====== Provided information

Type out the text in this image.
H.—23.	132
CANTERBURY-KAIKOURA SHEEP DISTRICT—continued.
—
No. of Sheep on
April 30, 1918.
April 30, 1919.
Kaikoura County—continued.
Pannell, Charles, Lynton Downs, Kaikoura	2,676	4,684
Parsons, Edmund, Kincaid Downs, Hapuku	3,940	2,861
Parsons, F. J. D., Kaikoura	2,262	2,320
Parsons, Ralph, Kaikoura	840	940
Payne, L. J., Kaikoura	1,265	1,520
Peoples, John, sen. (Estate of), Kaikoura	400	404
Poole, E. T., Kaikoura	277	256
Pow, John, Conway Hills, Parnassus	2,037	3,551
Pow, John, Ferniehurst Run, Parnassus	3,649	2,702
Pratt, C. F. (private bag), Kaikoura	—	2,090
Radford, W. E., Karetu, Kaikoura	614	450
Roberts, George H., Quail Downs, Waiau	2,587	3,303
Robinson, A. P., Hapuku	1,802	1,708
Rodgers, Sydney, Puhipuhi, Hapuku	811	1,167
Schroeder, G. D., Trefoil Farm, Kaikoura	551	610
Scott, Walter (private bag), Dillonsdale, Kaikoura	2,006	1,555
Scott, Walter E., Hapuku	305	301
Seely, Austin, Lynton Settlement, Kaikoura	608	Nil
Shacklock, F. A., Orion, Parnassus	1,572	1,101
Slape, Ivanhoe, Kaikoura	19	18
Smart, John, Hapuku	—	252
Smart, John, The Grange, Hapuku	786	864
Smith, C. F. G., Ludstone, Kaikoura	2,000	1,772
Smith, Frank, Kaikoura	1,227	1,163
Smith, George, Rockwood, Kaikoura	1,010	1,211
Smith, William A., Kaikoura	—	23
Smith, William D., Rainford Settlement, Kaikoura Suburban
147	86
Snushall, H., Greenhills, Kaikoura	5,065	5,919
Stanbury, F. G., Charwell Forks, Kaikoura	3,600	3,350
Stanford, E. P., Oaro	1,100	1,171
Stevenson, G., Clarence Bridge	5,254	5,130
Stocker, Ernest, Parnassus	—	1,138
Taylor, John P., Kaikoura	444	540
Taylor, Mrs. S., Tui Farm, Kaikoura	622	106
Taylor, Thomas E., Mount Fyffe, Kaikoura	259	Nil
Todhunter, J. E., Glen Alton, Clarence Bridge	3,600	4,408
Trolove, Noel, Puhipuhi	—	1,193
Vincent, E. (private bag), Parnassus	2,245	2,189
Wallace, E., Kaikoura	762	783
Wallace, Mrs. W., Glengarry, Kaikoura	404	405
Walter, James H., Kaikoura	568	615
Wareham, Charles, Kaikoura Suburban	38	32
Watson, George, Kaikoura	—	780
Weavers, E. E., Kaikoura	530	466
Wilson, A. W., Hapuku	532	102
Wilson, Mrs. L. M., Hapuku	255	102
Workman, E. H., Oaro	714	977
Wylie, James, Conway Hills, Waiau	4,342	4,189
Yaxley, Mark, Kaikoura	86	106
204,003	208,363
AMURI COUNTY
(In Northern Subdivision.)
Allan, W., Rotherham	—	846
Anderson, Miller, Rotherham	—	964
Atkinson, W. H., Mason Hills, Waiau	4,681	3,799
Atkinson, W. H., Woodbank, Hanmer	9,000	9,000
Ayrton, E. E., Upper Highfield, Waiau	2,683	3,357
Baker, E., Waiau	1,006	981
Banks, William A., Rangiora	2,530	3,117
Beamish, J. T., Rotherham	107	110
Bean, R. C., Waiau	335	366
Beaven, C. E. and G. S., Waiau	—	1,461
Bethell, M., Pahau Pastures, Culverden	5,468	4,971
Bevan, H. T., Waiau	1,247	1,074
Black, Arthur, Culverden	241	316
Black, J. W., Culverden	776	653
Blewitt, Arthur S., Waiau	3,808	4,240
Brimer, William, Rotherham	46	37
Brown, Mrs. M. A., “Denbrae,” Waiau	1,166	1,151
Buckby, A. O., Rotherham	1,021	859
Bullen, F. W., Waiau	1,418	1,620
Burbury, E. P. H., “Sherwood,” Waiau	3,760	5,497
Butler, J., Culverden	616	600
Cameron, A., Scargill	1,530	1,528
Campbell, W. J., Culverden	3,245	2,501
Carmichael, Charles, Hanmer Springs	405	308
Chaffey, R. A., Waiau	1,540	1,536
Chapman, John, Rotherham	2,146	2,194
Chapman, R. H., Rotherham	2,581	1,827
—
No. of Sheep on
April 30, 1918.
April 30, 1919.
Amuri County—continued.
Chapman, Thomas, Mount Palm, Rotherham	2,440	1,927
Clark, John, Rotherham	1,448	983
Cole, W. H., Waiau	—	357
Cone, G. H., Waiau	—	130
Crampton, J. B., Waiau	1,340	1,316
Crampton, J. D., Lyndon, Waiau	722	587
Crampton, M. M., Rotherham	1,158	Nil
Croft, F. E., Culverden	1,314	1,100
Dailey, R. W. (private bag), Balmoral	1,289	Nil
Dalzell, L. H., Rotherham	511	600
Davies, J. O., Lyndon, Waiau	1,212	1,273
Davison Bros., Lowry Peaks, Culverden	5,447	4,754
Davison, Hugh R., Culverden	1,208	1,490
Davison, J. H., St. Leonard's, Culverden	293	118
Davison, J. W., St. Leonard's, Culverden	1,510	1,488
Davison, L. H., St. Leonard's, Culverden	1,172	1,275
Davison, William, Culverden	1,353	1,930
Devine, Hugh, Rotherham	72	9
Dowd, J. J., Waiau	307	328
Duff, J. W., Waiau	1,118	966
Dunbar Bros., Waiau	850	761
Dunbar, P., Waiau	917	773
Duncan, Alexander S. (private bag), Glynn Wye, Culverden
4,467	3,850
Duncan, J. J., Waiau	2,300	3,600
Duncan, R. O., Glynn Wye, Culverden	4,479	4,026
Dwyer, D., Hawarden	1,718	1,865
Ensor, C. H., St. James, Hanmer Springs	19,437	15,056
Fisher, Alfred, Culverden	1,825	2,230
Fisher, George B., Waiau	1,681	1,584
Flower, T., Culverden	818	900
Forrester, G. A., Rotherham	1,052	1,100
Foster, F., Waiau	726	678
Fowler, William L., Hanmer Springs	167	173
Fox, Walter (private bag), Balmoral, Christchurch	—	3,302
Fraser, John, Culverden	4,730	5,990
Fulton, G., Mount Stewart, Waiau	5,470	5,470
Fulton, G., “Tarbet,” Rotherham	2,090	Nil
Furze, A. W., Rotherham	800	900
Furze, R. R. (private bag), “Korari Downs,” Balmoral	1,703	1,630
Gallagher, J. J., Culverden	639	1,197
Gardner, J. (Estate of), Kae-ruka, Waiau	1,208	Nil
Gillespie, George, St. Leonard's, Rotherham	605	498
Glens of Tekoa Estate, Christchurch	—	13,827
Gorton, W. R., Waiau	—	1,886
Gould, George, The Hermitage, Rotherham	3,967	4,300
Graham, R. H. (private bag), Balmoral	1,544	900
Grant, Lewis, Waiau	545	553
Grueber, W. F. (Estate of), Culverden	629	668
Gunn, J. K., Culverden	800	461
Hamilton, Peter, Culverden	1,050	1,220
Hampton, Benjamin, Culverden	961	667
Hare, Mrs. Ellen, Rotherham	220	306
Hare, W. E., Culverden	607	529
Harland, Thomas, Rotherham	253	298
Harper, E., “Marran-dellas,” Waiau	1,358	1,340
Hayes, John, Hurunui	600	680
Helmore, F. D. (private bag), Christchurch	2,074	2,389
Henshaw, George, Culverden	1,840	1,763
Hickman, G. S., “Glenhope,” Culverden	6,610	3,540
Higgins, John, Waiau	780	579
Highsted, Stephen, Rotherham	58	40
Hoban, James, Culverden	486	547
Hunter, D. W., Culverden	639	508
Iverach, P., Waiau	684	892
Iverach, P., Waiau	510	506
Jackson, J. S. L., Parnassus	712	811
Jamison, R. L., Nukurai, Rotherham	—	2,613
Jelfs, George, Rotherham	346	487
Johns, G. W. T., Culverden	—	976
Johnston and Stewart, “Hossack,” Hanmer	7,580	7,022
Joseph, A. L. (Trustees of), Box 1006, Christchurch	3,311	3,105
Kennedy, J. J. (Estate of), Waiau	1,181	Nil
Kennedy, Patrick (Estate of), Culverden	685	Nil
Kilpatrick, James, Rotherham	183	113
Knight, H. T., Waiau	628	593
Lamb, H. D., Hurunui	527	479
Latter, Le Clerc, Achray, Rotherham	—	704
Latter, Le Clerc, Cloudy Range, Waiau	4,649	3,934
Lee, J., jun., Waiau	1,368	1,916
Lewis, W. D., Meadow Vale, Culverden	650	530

============

§ The task: All lines above containing the string "Lewis" are to be collected.

§ Worked solution:
Grant, Lewis, Waiau	545	553
Lewis, W. D., Meadow Vale, Culverden	650	530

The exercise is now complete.